[REQUEST]
Identify the lines that contain the word "Edit", then copy them.

[Dataset records]
(begin)

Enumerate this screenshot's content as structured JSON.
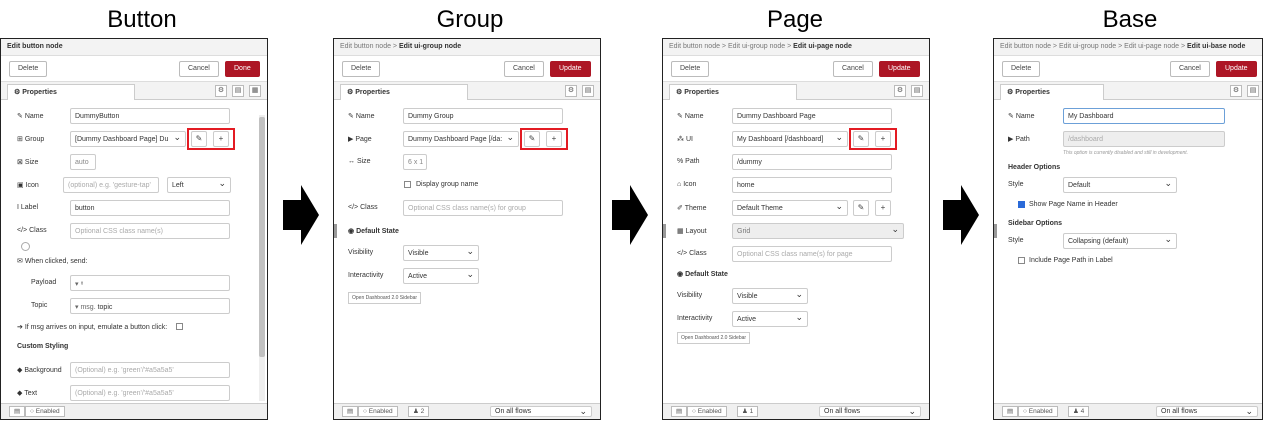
{
  "titles": [
    "Button",
    "Group",
    "Page",
    "Base"
  ],
  "common": {
    "delete": "Delete",
    "cancel": "Cancel",
    "update": "Update",
    "done": "Done",
    "properties": "Properties",
    "enabled": "Enabled",
    "on_all_flows": "On all flows",
    "open_sidebar": "Open Dashboard 2.0 Sidebar",
    "default_state": "Default State",
    "visibility": "Visibility",
    "visible": "Visible",
    "interactivity": "Interactivity",
    "active": "Active",
    "class": "Class"
  },
  "button": {
    "header": "Edit button node",
    "name_label": "Name",
    "name_value": "DummyButton",
    "group_label": "Group",
    "group_value": "[Dummy Dashboard Page] Du",
    "size_label": "Size",
    "size_value": "auto",
    "icon_label": "Icon",
    "icon_placeholder": "(optional) e.g. 'gesture-tap'",
    "icon_pos": "Left",
    "label_label": "Label",
    "label_value": "button",
    "class_placeholder": "Optional CSS class name(s)",
    "when_clicked": "When clicked, send:",
    "payload_label": "Payload",
    "topic_label": "Topic",
    "topic_prefix": "msg.",
    "topic_value": "topic",
    "emulate": "If msg arrives on input, emulate a button click:",
    "custom_styling": "Custom Styling",
    "background_label": "Background",
    "background_placeholder": "(Optional) e.g. 'green'/'#a5a5a5'",
    "text_label": "Text",
    "text_placeholder": "(Optional) e.g. 'green'/'#a5a5a5'"
  },
  "group": {
    "header_prefix": "Edit button node > ",
    "header_last": "Edit ui-group node",
    "name_value": "Dummy Group",
    "page_label": "Page",
    "page_value": "Dummy Dashboard Page [/da:",
    "size_label": "Size",
    "size_value": "6 x 1",
    "display_name": "Display group name",
    "class_placeholder": "Optional CSS class name(s) for group",
    "users": "2"
  },
  "page": {
    "header_prefix": "Edit button node > Edit ui-group node > ",
    "header_last": "Edit ui-page node",
    "name_value": "Dummy Dashboard Page",
    "ui_label": "UI",
    "ui_value": "My Dashboard [/dashboard]",
    "path_label": "Path",
    "path_value": "/dummy",
    "icon_label": "Icon",
    "icon_value": "home",
    "theme_label": "Theme",
    "theme_value": "Default Theme",
    "layout_label": "Layout",
    "layout_value": "Grid",
    "class_placeholder": "Optional CSS class name(s) for page",
    "users": "1"
  },
  "base": {
    "header_prefix": "Edit button node > Edit ui-group node > Edit ui-page node > ",
    "header_last": "Edit ui-base node",
    "name_value": "My Dashboard",
    "path_label": "Path",
    "path_placeholder": "/dashboard",
    "path_note": "This option is currently disabled and still in development.",
    "header_options": "Header Options",
    "style_label": "Style",
    "style_value": "Default",
    "show_page_name": "Show Page Name in Header",
    "sidebar_options": "Sidebar Options",
    "sidebar_style": "Collapsing (default)",
    "include_path": "Include Page Path in Label",
    "users": "4"
  }
}
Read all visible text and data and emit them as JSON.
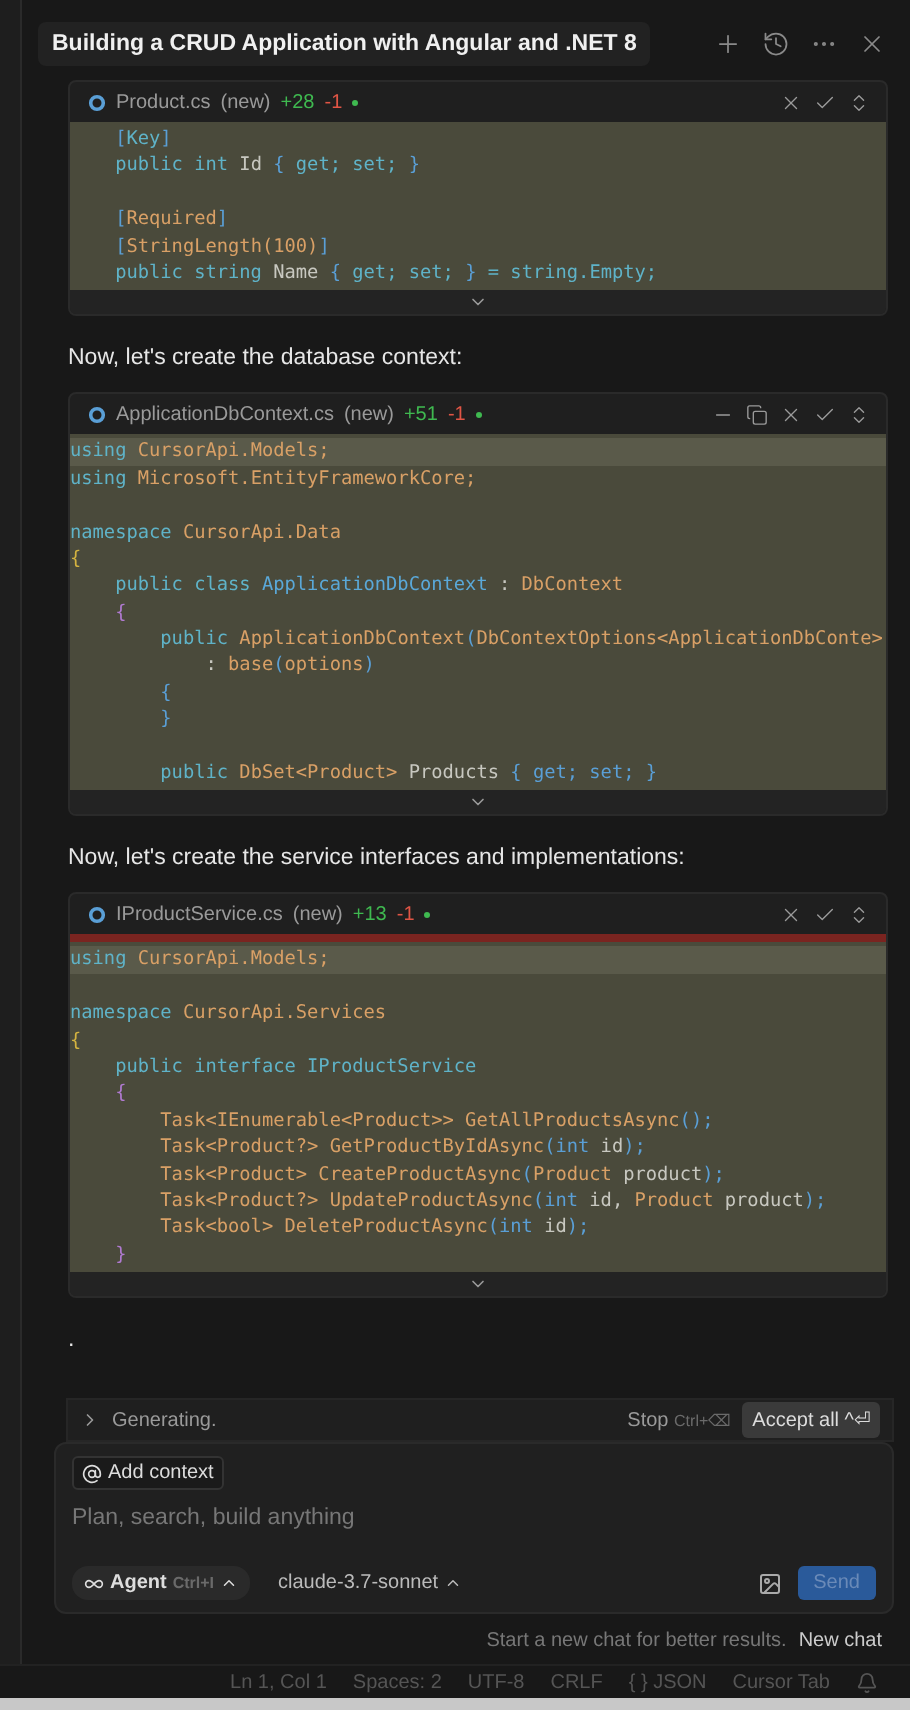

(end)

[ANSWER TO THE TASK]
    "header": "Edit button node",
    "header_prefix": "Edit button node > ",
    "header_last": "Edit ui-group node",
    "header_prefix": "Edit button node > Edit ui-group node > ",
    "header_last": "Edit ui-page node",
    "header_prefix": "Edit button node > Edit ui-group node > Edit ui-page node > ",
    "header_last": "Edit ui-base node",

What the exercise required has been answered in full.